## start
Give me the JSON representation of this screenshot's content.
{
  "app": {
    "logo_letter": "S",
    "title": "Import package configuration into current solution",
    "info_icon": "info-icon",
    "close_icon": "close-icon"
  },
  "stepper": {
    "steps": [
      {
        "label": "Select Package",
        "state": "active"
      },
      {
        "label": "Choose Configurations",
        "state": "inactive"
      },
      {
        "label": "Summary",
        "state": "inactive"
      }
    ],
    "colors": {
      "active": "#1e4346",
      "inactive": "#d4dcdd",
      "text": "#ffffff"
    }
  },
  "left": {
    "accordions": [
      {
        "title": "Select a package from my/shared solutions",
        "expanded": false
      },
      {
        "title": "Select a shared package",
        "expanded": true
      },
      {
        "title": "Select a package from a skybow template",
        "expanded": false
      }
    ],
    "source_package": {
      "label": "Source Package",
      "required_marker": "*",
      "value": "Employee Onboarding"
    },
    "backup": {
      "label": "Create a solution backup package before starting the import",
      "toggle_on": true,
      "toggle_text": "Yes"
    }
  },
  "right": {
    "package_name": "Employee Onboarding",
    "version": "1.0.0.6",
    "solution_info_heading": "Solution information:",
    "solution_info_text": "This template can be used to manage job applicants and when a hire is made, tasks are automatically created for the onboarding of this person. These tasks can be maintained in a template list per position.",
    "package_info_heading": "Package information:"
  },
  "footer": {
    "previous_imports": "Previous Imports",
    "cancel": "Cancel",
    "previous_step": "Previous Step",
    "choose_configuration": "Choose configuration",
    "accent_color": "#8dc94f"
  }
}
## end
## start
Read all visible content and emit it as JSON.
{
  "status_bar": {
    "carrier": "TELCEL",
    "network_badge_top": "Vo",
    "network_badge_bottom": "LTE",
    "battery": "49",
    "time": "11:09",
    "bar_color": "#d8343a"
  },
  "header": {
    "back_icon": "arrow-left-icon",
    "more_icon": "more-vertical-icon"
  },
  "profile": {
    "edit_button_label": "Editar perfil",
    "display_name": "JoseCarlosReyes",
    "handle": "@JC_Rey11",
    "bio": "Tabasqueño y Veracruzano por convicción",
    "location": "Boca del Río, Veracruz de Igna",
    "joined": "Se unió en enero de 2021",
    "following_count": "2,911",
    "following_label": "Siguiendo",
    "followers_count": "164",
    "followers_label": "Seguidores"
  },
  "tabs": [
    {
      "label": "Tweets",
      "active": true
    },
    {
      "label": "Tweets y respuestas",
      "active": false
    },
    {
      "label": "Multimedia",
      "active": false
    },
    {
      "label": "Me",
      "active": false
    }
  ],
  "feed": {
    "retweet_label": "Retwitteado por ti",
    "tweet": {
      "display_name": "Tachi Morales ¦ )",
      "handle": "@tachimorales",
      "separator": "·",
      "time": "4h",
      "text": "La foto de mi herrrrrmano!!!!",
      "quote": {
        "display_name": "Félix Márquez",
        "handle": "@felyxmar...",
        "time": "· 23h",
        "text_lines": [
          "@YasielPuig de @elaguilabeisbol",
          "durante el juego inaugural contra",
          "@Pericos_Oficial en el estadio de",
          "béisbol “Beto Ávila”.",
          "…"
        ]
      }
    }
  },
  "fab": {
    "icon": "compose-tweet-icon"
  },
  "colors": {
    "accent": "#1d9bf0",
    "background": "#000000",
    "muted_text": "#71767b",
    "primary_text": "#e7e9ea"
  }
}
## end
## start
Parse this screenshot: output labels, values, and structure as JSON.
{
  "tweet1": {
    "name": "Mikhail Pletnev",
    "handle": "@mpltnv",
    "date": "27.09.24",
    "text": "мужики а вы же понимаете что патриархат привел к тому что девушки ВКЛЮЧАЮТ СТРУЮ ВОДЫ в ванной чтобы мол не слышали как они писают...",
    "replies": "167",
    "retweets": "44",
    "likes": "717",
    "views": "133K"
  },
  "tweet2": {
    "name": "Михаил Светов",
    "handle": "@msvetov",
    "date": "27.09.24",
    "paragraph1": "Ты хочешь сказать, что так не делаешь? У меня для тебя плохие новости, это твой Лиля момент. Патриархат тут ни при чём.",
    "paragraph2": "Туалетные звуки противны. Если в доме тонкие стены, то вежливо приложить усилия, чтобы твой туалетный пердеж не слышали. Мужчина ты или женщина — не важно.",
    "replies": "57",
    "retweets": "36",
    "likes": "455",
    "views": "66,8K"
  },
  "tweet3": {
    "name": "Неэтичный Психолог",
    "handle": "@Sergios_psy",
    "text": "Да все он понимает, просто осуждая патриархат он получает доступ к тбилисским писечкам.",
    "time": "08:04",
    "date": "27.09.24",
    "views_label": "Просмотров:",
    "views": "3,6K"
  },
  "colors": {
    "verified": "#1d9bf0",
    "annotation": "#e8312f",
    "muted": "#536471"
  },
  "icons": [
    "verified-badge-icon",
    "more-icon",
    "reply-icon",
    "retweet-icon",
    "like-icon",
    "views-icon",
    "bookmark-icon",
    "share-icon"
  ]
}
## end
In the entries above, find each line with the word "information" and show it.

    "solution_info_heading": "Solution information:",
    "package_info_heading": "Package information:"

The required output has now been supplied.